* [Task directions]
Make an exact copy of all the entries, but do not reproduce the pictures.

(Stored data entries)
╔══

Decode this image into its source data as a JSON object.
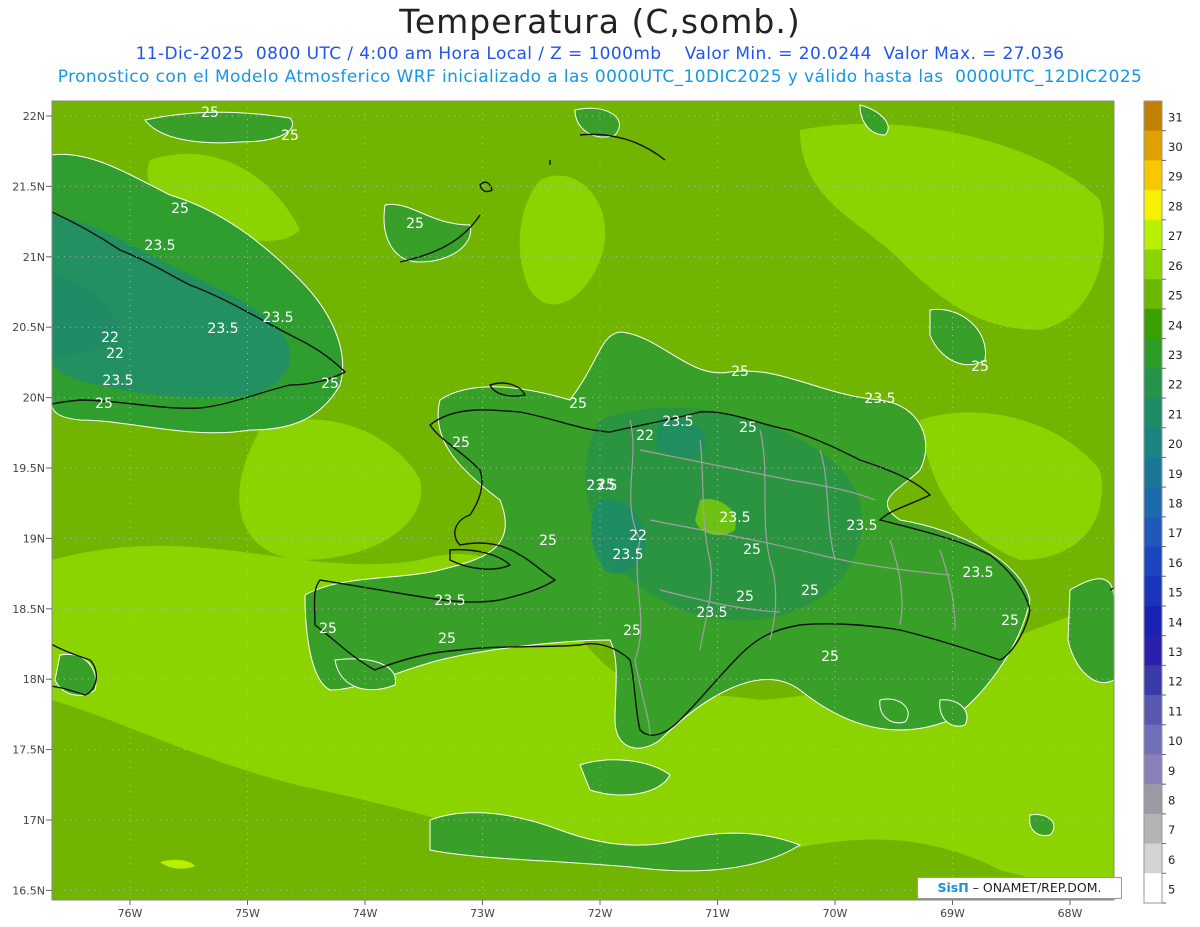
{
  "header": {
    "title": "Temperatura (C,somb.)",
    "line1": "11-Dic-2025  0800 UTC / 4:00 am Hora Local / Z = 1000mb    Valor Min. = 20.0244  Valor Max. = 27.036",
    "line2": "Pronostico con el Modelo Atmosferico WRF inicializado a las 0000UTC_10DIC2025 y válido hasta las  0000UTC_12DIC2025"
  },
  "map": {
    "lat_labels": [
      "22N",
      "21.5N",
      "21N",
      "20.5N",
      "20N",
      "19.5N",
      "19N",
      "18.5N",
      "18N",
      "17.5N",
      "17N",
      "16.5N"
    ],
    "lon_labels": [
      "76W",
      "75W",
      "74W",
      "73W",
      "72W",
      "71W",
      "70W",
      "69W",
      "68W"
    ],
    "contour_labels": [
      "25",
      "25",
      "25",
      "25",
      "23.5",
      "23.5",
      "23.5",
      "22",
      "22",
      "23.5",
      "25",
      "25",
      "25",
      "25",
      "25",
      "23.5",
      "22",
      "23.5",
      "25",
      "23.5",
      "22",
      "23.5",
      "25",
      "23.5",
      "25",
      "23.5",
      "25",
      "25",
      "23.5",
      "25",
      "23.5",
      "25",
      "25",
      "25",
      "25",
      "25",
      "23.5",
      "25"
    ]
  },
  "colorbar": {
    "labels": [
      "31",
      "30",
      "29",
      "28",
      "27",
      "26",
      "25",
      "24",
      "23",
      "22",
      "21",
      "20",
      "19",
      "18",
      "17",
      "16",
      "15",
      "14",
      "13",
      "12",
      "11",
      "10",
      "9",
      "8",
      "7",
      "6",
      "5"
    ],
    "colors": [
      "#c08000",
      "#e0a000",
      "#f7c800",
      "#f7f000",
      "#b8f000",
      "#8cd400",
      "#6cb800",
      "#3aa000",
      "#2d9c28",
      "#25944a",
      "#1e8c66",
      "#1a8480",
      "#1a7896",
      "#1c6aac",
      "#2058bc",
      "#1c46c0",
      "#1a34bc",
      "#1a22b4",
      "#2a20ac",
      "#3a3aa8",
      "#5858b0",
      "#7070b8",
      "#8a80b8",
      "#9a9aa2",
      "#b4b4b4",
      "#d4d4d4",
      "#ffffff"
    ]
  },
  "credit": {
    "brand": "SisΠ",
    "text": "– ONAMET/REP.DOM."
  }
}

╚══

* [Written response]
Decode this image into its source data as a JSON object.
{
  "header": {
    "title": "Temperatura (C,somb.)",
    "line1": "11-Dic-2025  0800 UTC / 4:00 am Hora Local / Z = 1000mb    Valor Min. = 20.0244  Valor Max. = 27.036",
    "line2": "Pronostico con el Modelo Atmosferico WRF inicializado a las 0000UTC_10DIC2025 y válido hasta las  0000UTC_12DIC2025"
  },
  "map": {
    "lat_labels": [
      "22N",
      "21.5N",
      "21N",
      "20.5N",
      "20N",
      "19.5N",
      "19N",
      "18.5N",
      "18N",
      "17.5N",
      "17N",
      "16.5N"
    ],
    "lon_labels": [
      "76W",
      "75W",
      "74W",
      "73W",
      "72W",
      "71W",
      "70W",
      "69W",
      "68W"
    ],
    "contour_labels": [
      "25",
      "25",
      "25",
      "25",
      "23.5",
      "23.5",
      "23.5",
      "22",
      "22",
      "23.5",
      "25",
      "25",
      "25",
      "25",
      "25",
      "23.5",
      "22",
      "23.5",
      "25",
      "23.5",
      "22",
      "23.5",
      "25",
      "23.5",
      "25",
      "23.5",
      "25",
      "25",
      "23.5",
      "25",
      "23.5",
      "25",
      "25",
      "25",
      "25",
      "25",
      "23.5",
      "25"
    ]
  },
  "colorbar": {
    "labels": [
      "31",
      "30",
      "29",
      "28",
      "27",
      "26",
      "25",
      "24",
      "23",
      "22",
      "21",
      "20",
      "19",
      "18",
      "17",
      "16",
      "15",
      "14",
      "13",
      "12",
      "11",
      "10",
      "9",
      "8",
      "7",
      "6",
      "5"
    ],
    "colors": [
      "#c08000",
      "#e0a000",
      "#f7c800",
      "#f7f000",
      "#b8f000",
      "#8cd400",
      "#6cb800",
      "#3aa000",
      "#2d9c28",
      "#25944a",
      "#1e8c66",
      "#1a8480",
      "#1a7896",
      "#1c6aac",
      "#2058bc",
      "#1c46c0",
      "#1a34bc",
      "#1a22b4",
      "#2a20ac",
      "#3a3aa8",
      "#5858b0",
      "#7070b8",
      "#8a80b8",
      "#9a9aa2",
      "#b4b4b4",
      "#d4d4d4",
      "#ffffff"
    ]
  },
  "credit": {
    "brand": "SisΠ",
    "text": "– ONAMET/REP.DOM."
  }
}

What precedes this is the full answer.